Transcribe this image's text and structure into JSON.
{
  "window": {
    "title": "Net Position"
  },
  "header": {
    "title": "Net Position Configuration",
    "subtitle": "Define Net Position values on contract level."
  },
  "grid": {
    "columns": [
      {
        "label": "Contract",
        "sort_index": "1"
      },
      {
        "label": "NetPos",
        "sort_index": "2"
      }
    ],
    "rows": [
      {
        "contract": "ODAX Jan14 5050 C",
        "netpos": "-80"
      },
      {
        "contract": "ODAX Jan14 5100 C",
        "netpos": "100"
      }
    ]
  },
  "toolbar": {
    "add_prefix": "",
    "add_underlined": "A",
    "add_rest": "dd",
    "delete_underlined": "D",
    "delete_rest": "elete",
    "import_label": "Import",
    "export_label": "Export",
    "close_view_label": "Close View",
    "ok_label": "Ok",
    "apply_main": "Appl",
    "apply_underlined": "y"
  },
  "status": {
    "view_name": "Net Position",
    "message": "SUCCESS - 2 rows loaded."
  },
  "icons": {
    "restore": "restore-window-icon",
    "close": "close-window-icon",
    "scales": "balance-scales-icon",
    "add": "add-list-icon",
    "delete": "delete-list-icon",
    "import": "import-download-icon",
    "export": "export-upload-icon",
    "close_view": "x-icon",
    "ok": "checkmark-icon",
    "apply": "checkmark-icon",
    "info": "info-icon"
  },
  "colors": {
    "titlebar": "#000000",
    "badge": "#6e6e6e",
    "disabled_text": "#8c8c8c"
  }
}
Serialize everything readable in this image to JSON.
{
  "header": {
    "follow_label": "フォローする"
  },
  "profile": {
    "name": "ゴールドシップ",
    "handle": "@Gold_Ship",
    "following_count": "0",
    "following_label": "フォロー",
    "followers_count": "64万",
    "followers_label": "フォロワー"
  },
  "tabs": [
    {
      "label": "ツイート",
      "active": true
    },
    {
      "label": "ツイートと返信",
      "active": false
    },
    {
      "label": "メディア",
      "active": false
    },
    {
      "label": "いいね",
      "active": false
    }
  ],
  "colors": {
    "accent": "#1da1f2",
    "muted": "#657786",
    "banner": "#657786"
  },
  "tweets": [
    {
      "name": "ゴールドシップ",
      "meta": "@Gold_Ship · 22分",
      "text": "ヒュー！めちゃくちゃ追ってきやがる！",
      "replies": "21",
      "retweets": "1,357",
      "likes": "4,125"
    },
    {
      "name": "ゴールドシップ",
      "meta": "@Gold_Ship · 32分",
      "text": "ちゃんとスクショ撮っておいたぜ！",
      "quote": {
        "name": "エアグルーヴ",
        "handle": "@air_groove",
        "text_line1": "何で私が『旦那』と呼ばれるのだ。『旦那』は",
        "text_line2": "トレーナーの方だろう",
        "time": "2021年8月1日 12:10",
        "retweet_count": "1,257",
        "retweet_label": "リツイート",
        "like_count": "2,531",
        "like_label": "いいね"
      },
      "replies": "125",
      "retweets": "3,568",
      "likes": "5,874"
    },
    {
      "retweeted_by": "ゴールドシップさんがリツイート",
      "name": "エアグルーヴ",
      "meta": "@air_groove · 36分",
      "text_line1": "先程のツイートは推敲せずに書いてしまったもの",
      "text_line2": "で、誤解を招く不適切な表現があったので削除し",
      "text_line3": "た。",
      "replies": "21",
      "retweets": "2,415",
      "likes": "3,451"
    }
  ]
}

# Given instruction
Print all the data exactly.

# Result for this task
Transcribe this image's text and structure into JSON.
{
  "window": {
    "title": "Net Position"
  },
  "header": {
    "title": "Net Position Configuration",
    "subtitle": "Define Net Position values on contract level."
  },
  "grid": {
    "columns": [
      {
        "label": "Contract",
        "sort_index": "1"
      },
      {
        "label": "NetPos",
        "sort_index": "2"
      }
    ],
    "rows": [
      {
        "contract": "ODAX Jan14 5050 C",
        "netpos": "-80"
      },
      {
        "contract": "ODAX Jan14 5100 C",
        "netpos": "100"
      }
    ]
  },
  "toolbar": {
    "add_prefix": "",
    "add_underlined": "A",
    "add_rest": "dd",
    "delete_underlined": "D",
    "delete_rest": "elete",
    "import_label": "Import",
    "export_label": "Export",
    "close_view_label": "Close View",
    "ok_label": "Ok",
    "apply_main": "Appl",
    "apply_underlined": "y"
  },
  "status": {
    "view_name": "Net Position",
    "message": "SUCCESS - 2 rows loaded."
  },
  "icons": {
    "restore": "restore-window-icon",
    "close": "close-window-icon",
    "scales": "balance-scales-icon",
    "add": "add-list-icon",
    "delete": "delete-list-icon",
    "import": "import-download-icon",
    "export": "export-upload-icon",
    "close_view": "x-icon",
    "ok": "checkmark-icon",
    "apply": "checkmark-icon",
    "info": "info-icon"
  },
  "colors": {
    "titlebar": "#000000",
    "badge": "#6e6e6e",
    "disabled_text": "#8c8c8c"
  }
}
Serialize everything readable in this image to JSON.
{
  "header": {
    "follow_label": "フォローする"
  },
  "profile": {
    "name": "ゴールドシップ",
    "handle": "@Gold_Ship",
    "following_count": "0",
    "following_label": "フォロー",
    "followers_count": "64万",
    "followers_label": "フォロワー"
  },
  "tabs": [
    {
      "label": "ツイート",
      "active": true
    },
    {
      "label": "ツイートと返信",
      "active": false
    },
    {
      "label": "メディア",
      "active": false
    },
    {
      "label": "いいね",
      "active": false
    }
  ],
  "colors": {
    "accent": "#1da1f2",
    "muted": "#657786",
    "banner": "#657786"
  },
  "tweets": [
    {
      "name": "ゴールドシップ",
      "meta": "@Gold_Ship · 22分",
      "text": "ヒュー！めちゃくちゃ追ってきやがる！",
      "replies": "21",
      "retweets": "1,357",
      "likes": "4,125"
    },
    {
      "name": "ゴールドシップ",
      "meta": "@Gold_Ship · 32分",
      "text": "ちゃんとスクショ撮っておいたぜ！",
      "quote": {
        "name": "エアグルーヴ",
        "handle": "@air_groove",
        "text_line1": "何で私が『旦那』と呼ばれるのだ。『旦那』は",
        "text_line2": "トレーナーの方だろう",
        "time": "2021年8月1日 12:10",
        "retweet_count": "1,257",
        "retweet_label": "リツイート",
        "like_count": "2,531",
        "like_label": "いいね"
      },
      "replies": "125",
      "retweets": "3,568",
      "likes": "5,874"
    },
    {
      "retweeted_by": "ゴールドシップさんがリツイート",
      "name": "エアグルーヴ",
      "meta": "@air_groove · 36分",
      "text_line1": "先程のツイートは推敲せずに書いてしまったもの",
      "text_line2": "で、誤解を招く不適切な表現があったので削除し",
      "text_line3": "た。",
      "replies": "21",
      "retweets": "2,415",
      "likes": "3,451"
    }
  ]
}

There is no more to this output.